__Your task__. In the entries below, find the lines with the word "JSON" and copy them.

__Data supplied__.
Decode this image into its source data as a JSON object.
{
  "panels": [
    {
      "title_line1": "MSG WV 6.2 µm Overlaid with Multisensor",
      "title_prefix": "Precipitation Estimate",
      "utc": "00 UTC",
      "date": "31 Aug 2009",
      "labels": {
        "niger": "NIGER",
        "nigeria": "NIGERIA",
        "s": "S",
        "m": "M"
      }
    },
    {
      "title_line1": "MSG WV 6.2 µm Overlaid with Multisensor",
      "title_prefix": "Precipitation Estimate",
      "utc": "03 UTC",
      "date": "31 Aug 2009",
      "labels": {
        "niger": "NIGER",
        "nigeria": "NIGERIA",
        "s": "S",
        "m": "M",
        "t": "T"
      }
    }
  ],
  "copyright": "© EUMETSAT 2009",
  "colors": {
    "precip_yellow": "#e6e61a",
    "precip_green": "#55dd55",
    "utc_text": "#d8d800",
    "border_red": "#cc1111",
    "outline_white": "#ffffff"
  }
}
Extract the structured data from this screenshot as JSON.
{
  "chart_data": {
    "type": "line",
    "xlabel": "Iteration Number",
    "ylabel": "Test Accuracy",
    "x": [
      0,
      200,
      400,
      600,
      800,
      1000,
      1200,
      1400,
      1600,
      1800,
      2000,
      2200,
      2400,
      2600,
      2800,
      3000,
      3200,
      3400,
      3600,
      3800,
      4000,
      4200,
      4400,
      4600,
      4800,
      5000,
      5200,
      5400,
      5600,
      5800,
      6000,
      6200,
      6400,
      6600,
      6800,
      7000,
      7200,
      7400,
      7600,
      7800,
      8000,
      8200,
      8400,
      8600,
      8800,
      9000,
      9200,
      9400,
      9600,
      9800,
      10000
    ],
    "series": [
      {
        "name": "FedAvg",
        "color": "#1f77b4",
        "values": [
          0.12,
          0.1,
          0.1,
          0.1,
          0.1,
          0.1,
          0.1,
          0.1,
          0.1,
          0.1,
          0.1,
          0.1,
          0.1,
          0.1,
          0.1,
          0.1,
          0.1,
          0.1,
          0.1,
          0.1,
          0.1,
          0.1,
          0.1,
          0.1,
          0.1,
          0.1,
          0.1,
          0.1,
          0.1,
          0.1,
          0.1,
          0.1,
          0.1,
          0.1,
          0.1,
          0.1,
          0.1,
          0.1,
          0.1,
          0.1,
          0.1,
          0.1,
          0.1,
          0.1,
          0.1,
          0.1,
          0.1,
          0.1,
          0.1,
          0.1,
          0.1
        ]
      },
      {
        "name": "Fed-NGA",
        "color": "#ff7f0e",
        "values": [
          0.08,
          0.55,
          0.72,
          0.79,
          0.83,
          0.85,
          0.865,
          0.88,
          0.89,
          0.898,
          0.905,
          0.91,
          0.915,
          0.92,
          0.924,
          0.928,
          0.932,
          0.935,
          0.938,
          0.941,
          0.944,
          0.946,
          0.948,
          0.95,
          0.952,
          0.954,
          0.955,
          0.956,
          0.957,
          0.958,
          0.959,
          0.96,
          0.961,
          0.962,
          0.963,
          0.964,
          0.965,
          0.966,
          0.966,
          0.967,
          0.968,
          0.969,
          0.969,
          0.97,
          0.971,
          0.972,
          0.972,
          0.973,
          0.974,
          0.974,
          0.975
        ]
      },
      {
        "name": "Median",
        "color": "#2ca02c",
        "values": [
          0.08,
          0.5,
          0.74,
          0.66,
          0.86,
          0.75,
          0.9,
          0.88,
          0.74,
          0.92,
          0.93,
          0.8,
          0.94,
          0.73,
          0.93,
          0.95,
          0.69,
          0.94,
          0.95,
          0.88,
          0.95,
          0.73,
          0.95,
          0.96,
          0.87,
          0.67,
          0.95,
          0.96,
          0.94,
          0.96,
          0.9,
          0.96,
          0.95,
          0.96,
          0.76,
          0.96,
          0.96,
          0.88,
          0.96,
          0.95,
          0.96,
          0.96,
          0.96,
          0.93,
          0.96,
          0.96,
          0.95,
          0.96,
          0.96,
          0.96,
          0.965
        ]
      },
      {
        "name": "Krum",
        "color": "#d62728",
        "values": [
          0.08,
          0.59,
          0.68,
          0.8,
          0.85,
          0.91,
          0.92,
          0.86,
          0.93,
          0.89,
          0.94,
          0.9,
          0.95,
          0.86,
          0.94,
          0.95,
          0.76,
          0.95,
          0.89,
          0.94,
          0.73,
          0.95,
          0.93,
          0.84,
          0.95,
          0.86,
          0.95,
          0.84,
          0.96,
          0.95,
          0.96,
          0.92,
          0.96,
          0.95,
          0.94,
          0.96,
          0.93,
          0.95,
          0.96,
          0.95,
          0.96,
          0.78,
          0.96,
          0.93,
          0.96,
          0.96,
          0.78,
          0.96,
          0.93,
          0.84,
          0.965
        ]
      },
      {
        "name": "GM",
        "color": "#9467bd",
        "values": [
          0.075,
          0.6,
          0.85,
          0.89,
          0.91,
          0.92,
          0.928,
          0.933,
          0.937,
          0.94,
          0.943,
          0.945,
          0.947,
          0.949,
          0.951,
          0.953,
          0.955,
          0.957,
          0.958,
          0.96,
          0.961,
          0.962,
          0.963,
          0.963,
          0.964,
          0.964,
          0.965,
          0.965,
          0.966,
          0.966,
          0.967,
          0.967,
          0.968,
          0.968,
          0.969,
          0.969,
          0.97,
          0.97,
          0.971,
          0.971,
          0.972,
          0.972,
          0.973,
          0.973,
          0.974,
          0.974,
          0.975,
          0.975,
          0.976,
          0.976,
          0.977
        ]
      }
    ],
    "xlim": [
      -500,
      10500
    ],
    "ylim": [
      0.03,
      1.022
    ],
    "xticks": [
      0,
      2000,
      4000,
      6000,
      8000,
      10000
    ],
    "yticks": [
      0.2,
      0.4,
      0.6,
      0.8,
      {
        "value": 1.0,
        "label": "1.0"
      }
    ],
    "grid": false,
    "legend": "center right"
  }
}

__Written reply__.
Decode this image into its source data as a JSON object.
Extract the structured data from this screenshot as JSON.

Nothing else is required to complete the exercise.